[Stored records]
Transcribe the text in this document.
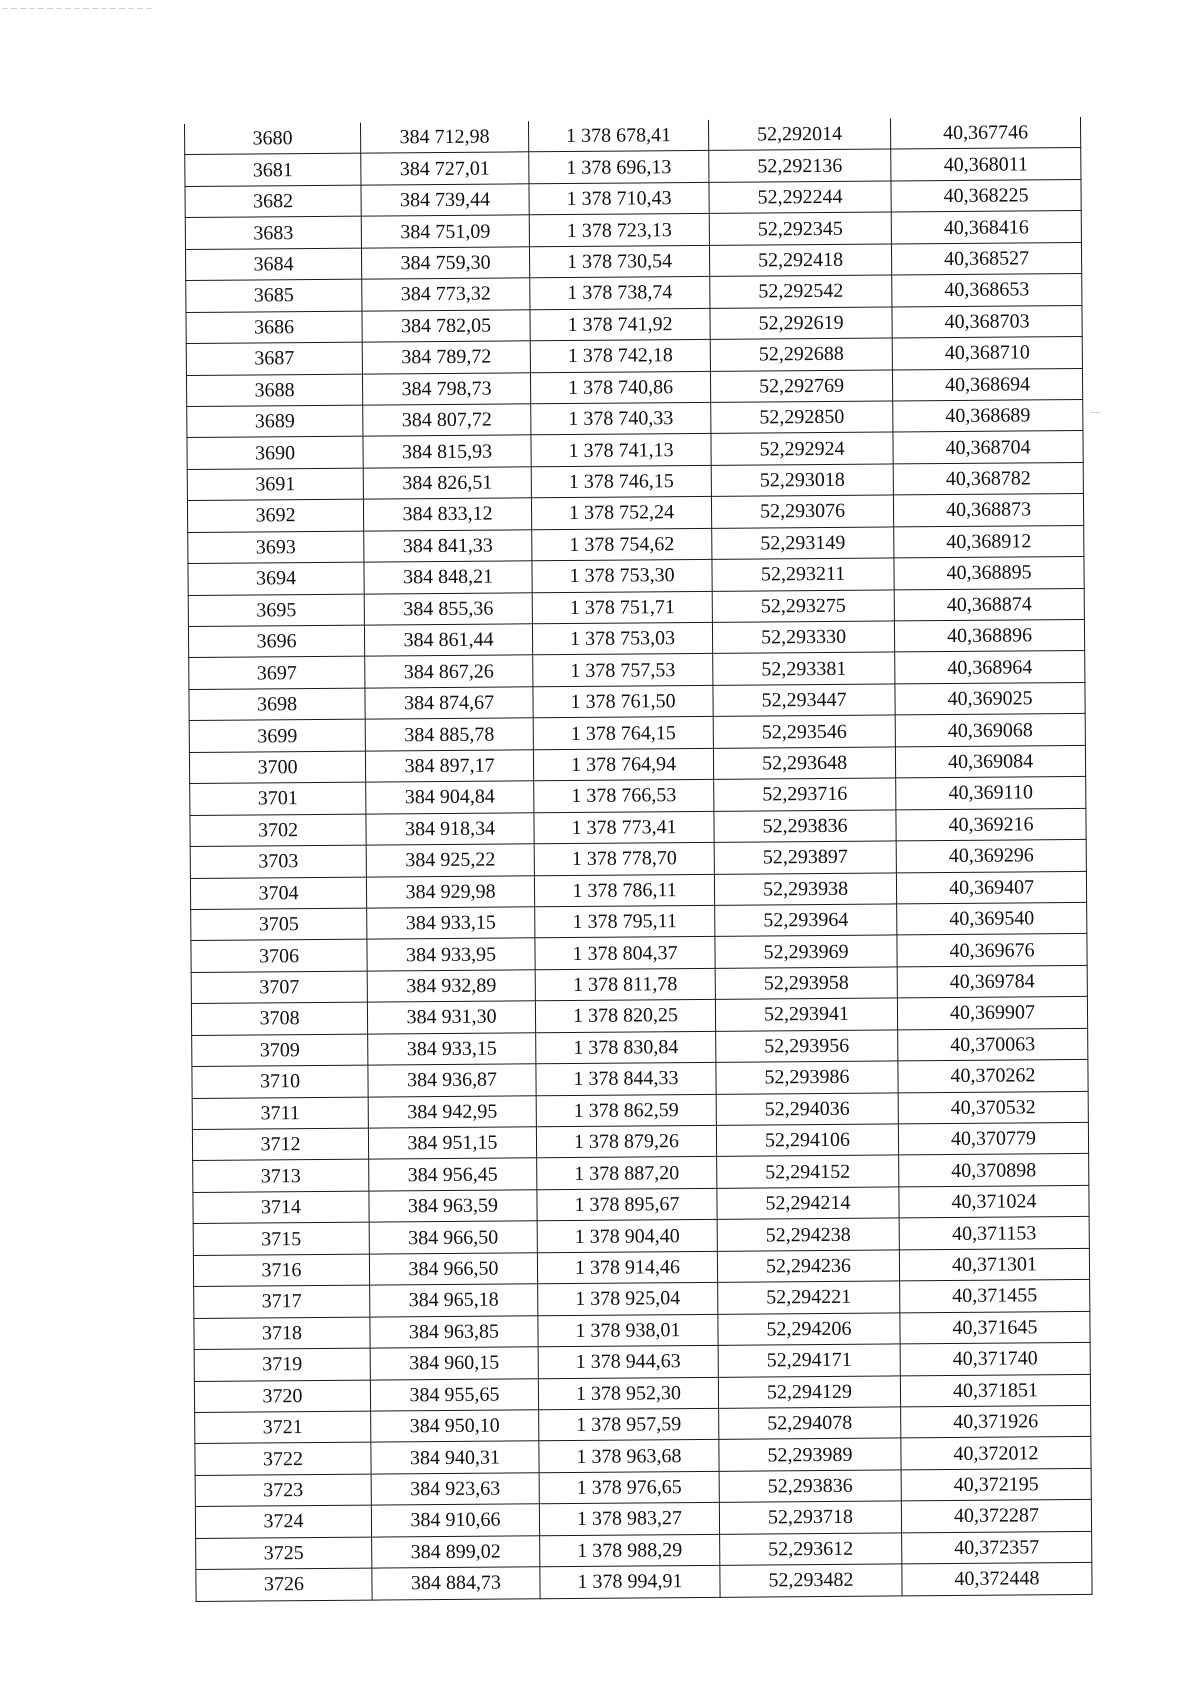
3680	384 712,98	1 378 678,41	52,292014	40,367746
3681	384 727,01	1 378 696,13	52,292136	40,368011
3682	384 739,44	1 378 710,43	52,292244	40,368225
3683	384 751,09	1 378 723,13	52,292345	40,368416
3684	384 759,30	1 378 730,54	52,292418	40,368527
3685	384 773,32	1 378 738,74	52,292542	40,368653
3686	384 782,05	1 378 741,92	52,292619	40,368703
3687	384 789,72	1 378 742,18	52,292688	40,368710
3688	384 798,73	1 378 740,86	52,292769	40,368694
3689	384 807,72	1 378 740,33	52,292850	40,368689
3690	384 815,93	1 378 741,13	52,292924	40,368704
3691	384 826,51	1 378 746,15	52,293018	40,368782
3692	384 833,12	1 378 752,24	52,293076	40,368873
3693	384 841,33	1 378 754,62	52,293149	40,368912
3694	384 848,21	1 378 753,30	52,293211	40,368895
3695	384 855,36	1 378 751,71	52,293275	40,368874
3696	384 861,44	1 378 753,03	52,293330	40,368896
3697	384 867,26	1 378 757,53	52,293381	40,368964
3698	384 874,67	1 378 761,50	52,293447	40,369025
3699	384 885,78	1 378 764,15	52,293546	40,369068
3700	384 897,17	1 378 764,94	52,293648	40,369084
3701	384 904,84	1 378 766,53	52,293716	40,369110
3702	384 918,34	1 378 773,41	52,293836	40,369216
3703	384 925,22	1 378 778,70	52,293897	40,369296
3704	384 929,98	1 378 786,11	52,293938	40,369407
3705	384 933,15	1 378 795,11	52,293964	40,369540
3706	384 933,95	1 378 804,37	52,293969	40,369676
3707	384 932,89	1 378 811,78	52,293958	40,369784
3708	384 931,30	1 378 820,25	52,293941	40,369907
3709	384 933,15	1 378 830,84	52,293956	40,370063
3710	384 936,87	1 378 844,33	52,293986	40,370262
3711	384 942,95	1 378 862,59	52,294036	40,370532
3712	384 951,15	1 378 879,26	52,294106	40,370779
3713	384 956,45	1 378 887,20	52,294152	40,370898
3714	384 963,59	1 378 895,67	52,294214	40,371024
3715	384 966,50	1 378 904,40	52,294238	40,371153
3716	384 966,50	1 378 914,46	52,294236	40,371301
3717	384 965,18	1 378 925,04	52,294221	40,371455
3718	384 963,85	1 378 938,01	52,294206	40,371645
3719	384 960,15	1 378 944,63	52,294171	40,371740
3720	384 955,65	1 378 952,30	52,294129	40,371851
3721	384 950,10	1 378 957,59	52,294078	40,371926
3722	384 940,31	1 378 963,68	52,293989	40,372012
3723	384 923,63	1 378 976,65	52,293836	40,372195
3724	384 910,66	1 378 983,27	52,293718	40,372287
3725	384 899,02	1 378 988,29	52,293612	40,372357
3726	384 884,73	1 378 994,91	52,293482	40,372448
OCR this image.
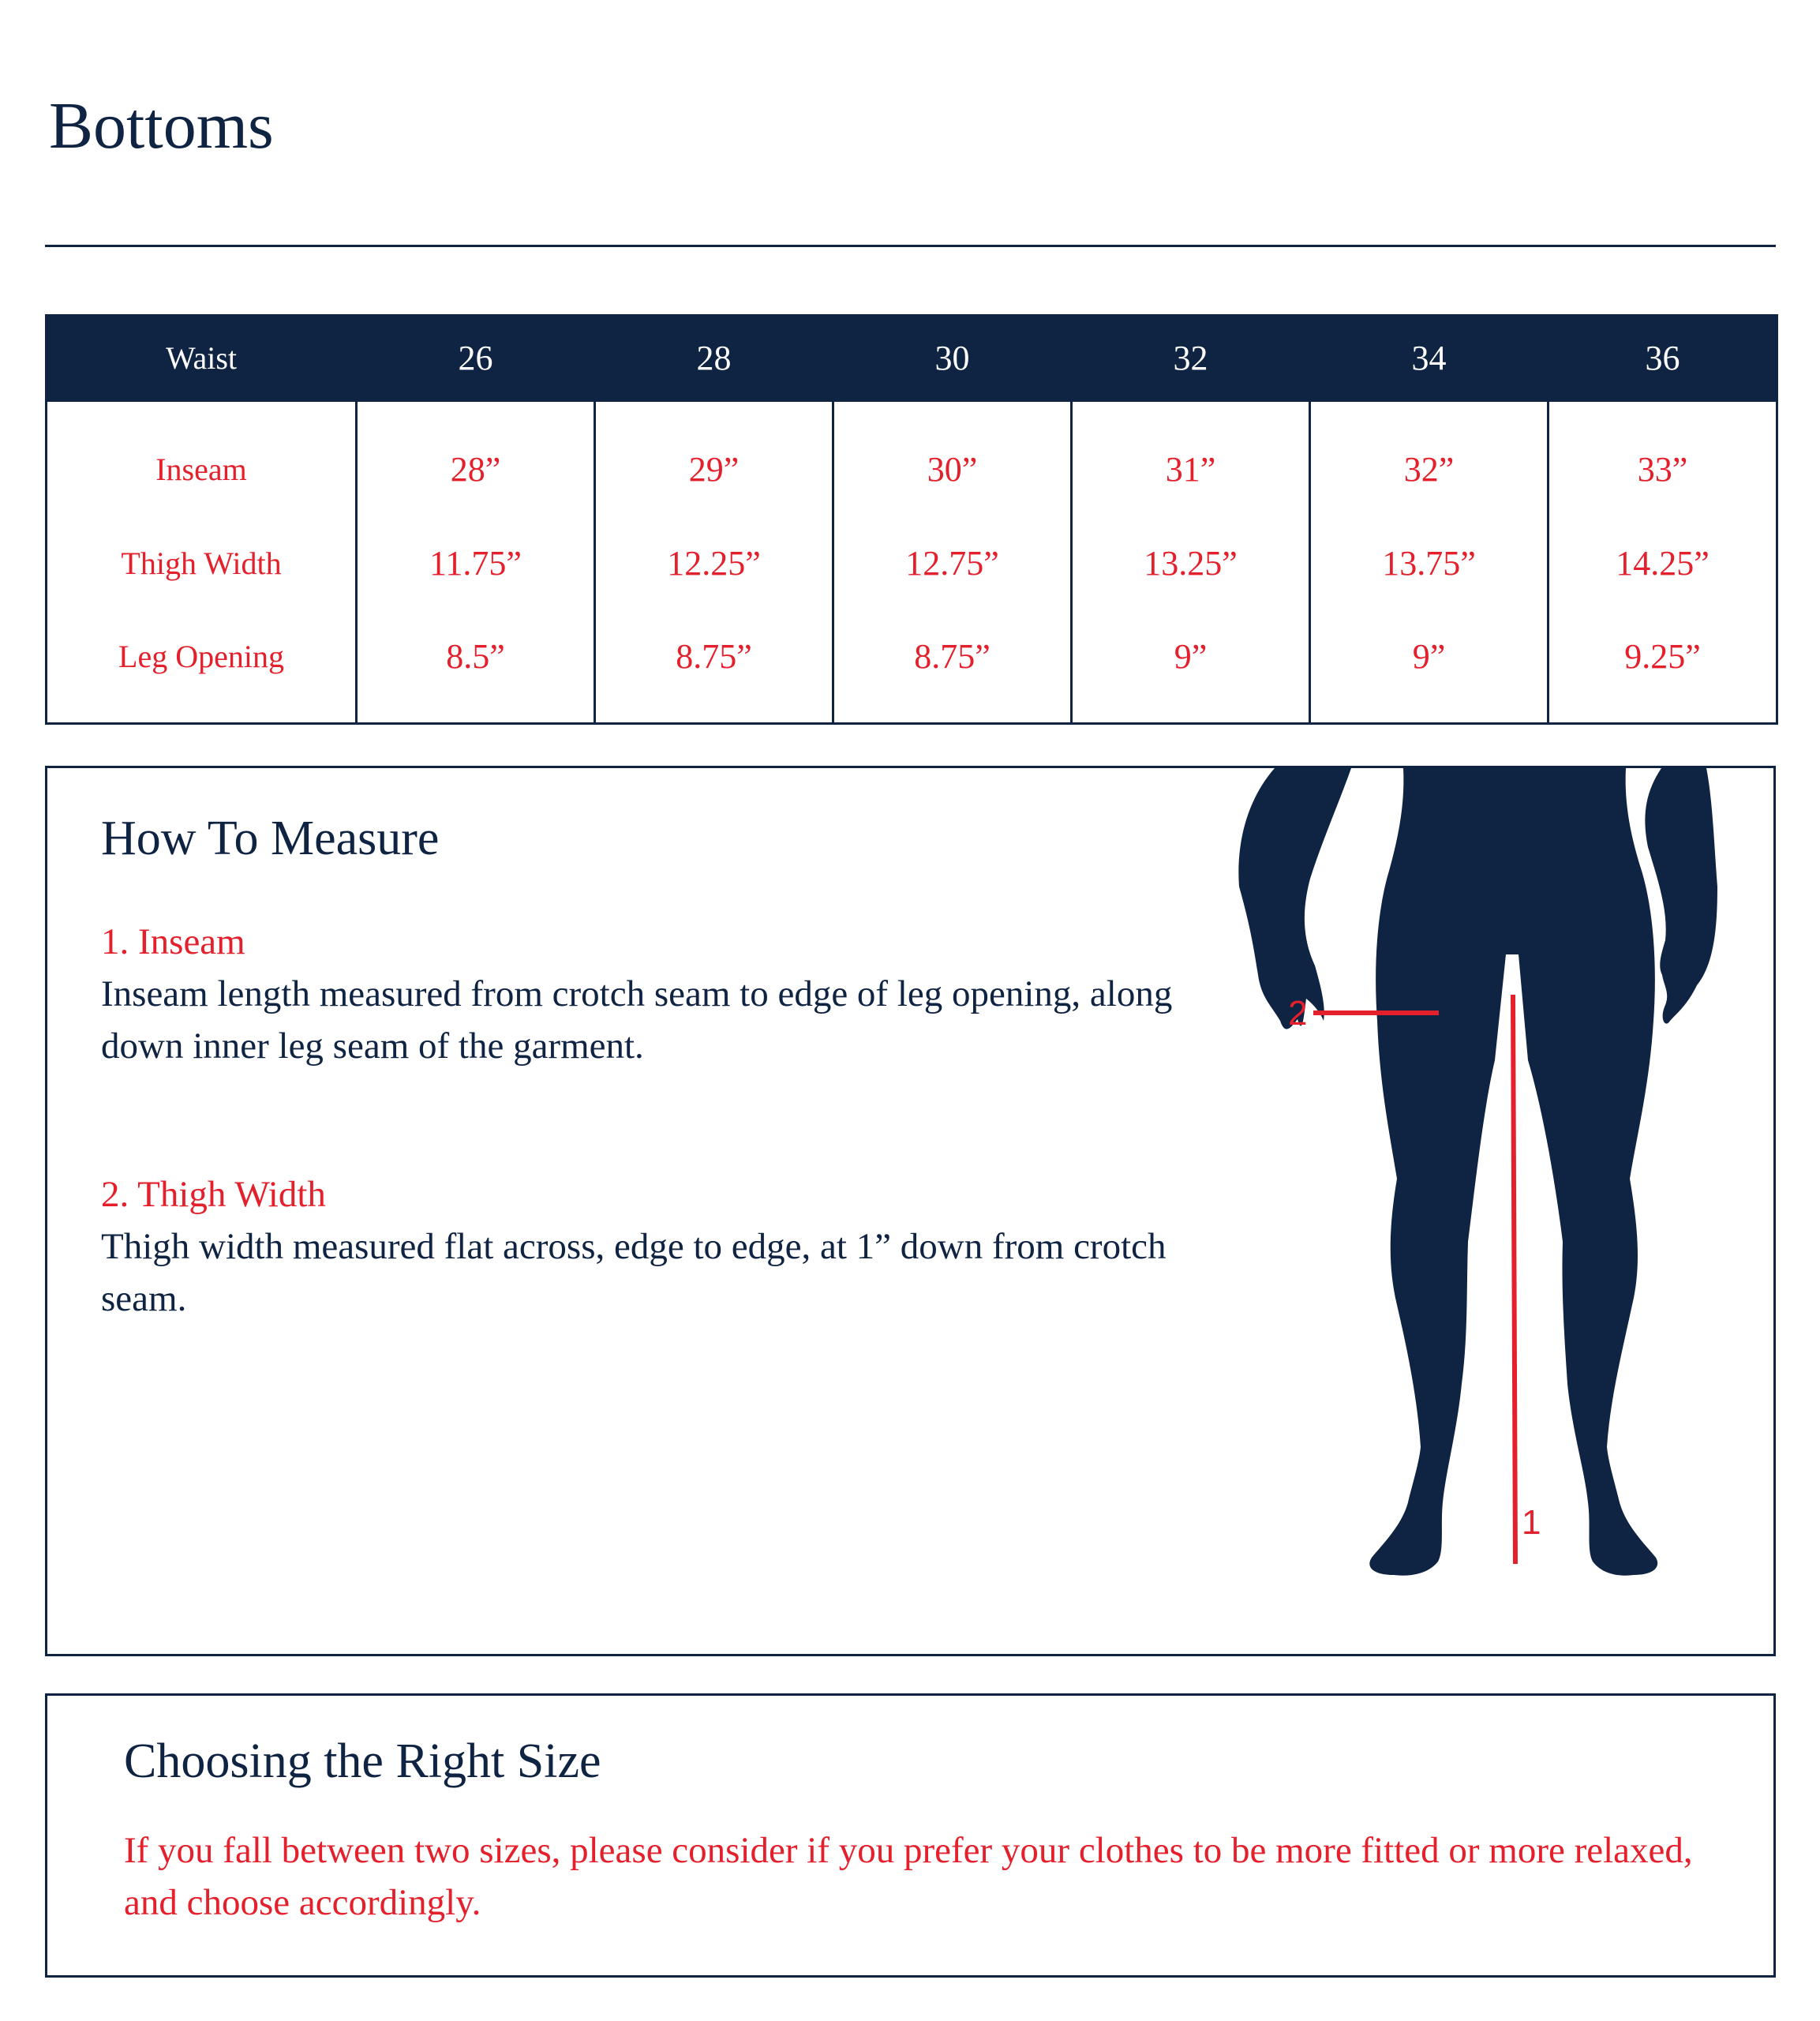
Bottoms
Waist	26	28	30	32	34	36
Inseam	28”	29”	30”	31”	32”	33”
Thigh Width	11.75”	12.25”	12.75”	13.25”	13.75”	14.25”
Leg Opening	8.5”	8.75”	8.75”	9”	9”	9.25”
How To Measure
1. Inseam
Inseam length measured from crotch seam to edge of leg opening, along down inner leg seam of the garment.
2. Thigh Width
Thigh width measured flat across, edge to edge, at 1” down from crotch seam.
2
1
Choosing the Right Size
If you fall between two sizes, please consider if you prefer your clothes to be more fitted or more relaxed, and choose accordingly.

-- Given request --
Except for the pictures, print the data above exactly.

-- Full output --
Transcribe the text in this document.
3680	384 712,98	1 378 678,41	52,292014	40,367746
3681	384 727,01	1 378 696,13	52,292136	40,368011
3682	384 739,44	1 378 710,43	52,292244	40,368225
3683	384 751,09	1 378 723,13	52,292345	40,368416
3684	384 759,30	1 378 730,54	52,292418	40,368527
3685	384 773,32	1 378 738,74	52,292542	40,368653
3686	384 782,05	1 378 741,92	52,292619	40,368703
3687	384 789,72	1 378 742,18	52,292688	40,368710
3688	384 798,73	1 378 740,86	52,292769	40,368694
3689	384 807,72	1 378 740,33	52,292850	40,368689
3690	384 815,93	1 378 741,13	52,292924	40,368704
3691	384 826,51	1 378 746,15	52,293018	40,368782
3692	384 833,12	1 378 752,24	52,293076	40,368873
3693	384 841,33	1 378 754,62	52,293149	40,368912
3694	384 848,21	1 378 753,30	52,293211	40,368895
3695	384 855,36	1 378 751,71	52,293275	40,368874
3696	384 861,44	1 378 753,03	52,293330	40,368896
3697	384 867,26	1 378 757,53	52,293381	40,368964
3698	384 874,67	1 378 761,50	52,293447	40,369025
3699	384 885,78	1 378 764,15	52,293546	40,369068
3700	384 897,17	1 378 764,94	52,293648	40,369084
3701	384 904,84	1 378 766,53	52,293716	40,369110
3702	384 918,34	1 378 773,41	52,293836	40,369216
3703	384 925,22	1 378 778,70	52,293897	40,369296
3704	384 929,98	1 378 786,11	52,293938	40,369407
3705	384 933,15	1 378 795,11	52,293964	40,369540
3706	384 933,95	1 378 804,37	52,293969	40,369676
3707	384 932,89	1 378 811,78	52,293958	40,369784
3708	384 931,30	1 378 820,25	52,293941	40,369907
3709	384 933,15	1 378 830,84	52,293956	40,370063
3710	384 936,87	1 378 844,33	52,293986	40,370262
3711	384 942,95	1 378 862,59	52,294036	40,370532
3712	384 951,15	1 378 879,26	52,294106	40,370779
3713	384 956,45	1 378 887,20	52,294152	40,370898
3714	384 963,59	1 378 895,67	52,294214	40,371024
3715	384 966,50	1 378 904,40	52,294238	40,371153
3716	384 966,50	1 378 914,46	52,294236	40,371301
3717	384 965,18	1 378 925,04	52,294221	40,371455
3718	384 963,85	1 378 938,01	52,294206	40,371645
3719	384 960,15	1 378 944,63	52,294171	40,371740
3720	384 955,65	1 378 952,30	52,294129	40,371851
3721	384 950,10	1 378 957,59	52,294078	40,371926
3722	384 940,31	1 378 963,68	52,293989	40,372012
3723	384 923,63	1 378 976,65	52,293836	40,372195
3724	384 910,66	1 378 983,27	52,293718	40,372287
3725	384 899,02	1 378 988,29	52,293612	40,372357
3726	384 884,73	1 378 994,91	52,293482	40,372448
OCR this image.
Bottoms
Waist	26	28	30	32	34	36
Inseam	28”	29”	30”	31”	32”	33”
Thigh Width	11.75”	12.25”	12.75”	13.25”	13.75”	14.25”
Leg Opening	8.5”	8.75”	8.75”	9”	9”	9.25”
How To Measure
1. Inseam
Inseam length measured from crotch seam to edge of leg opening, along down inner leg seam of the garment.
2. Thigh Width
Thigh width measured flat across, edge to edge, at 1” down from crotch seam.
2
1
Choosing the Right Size
If you fall between two sizes, please consider if you prefer your clothes to be more fitted or more relaxed, and choose accordingly.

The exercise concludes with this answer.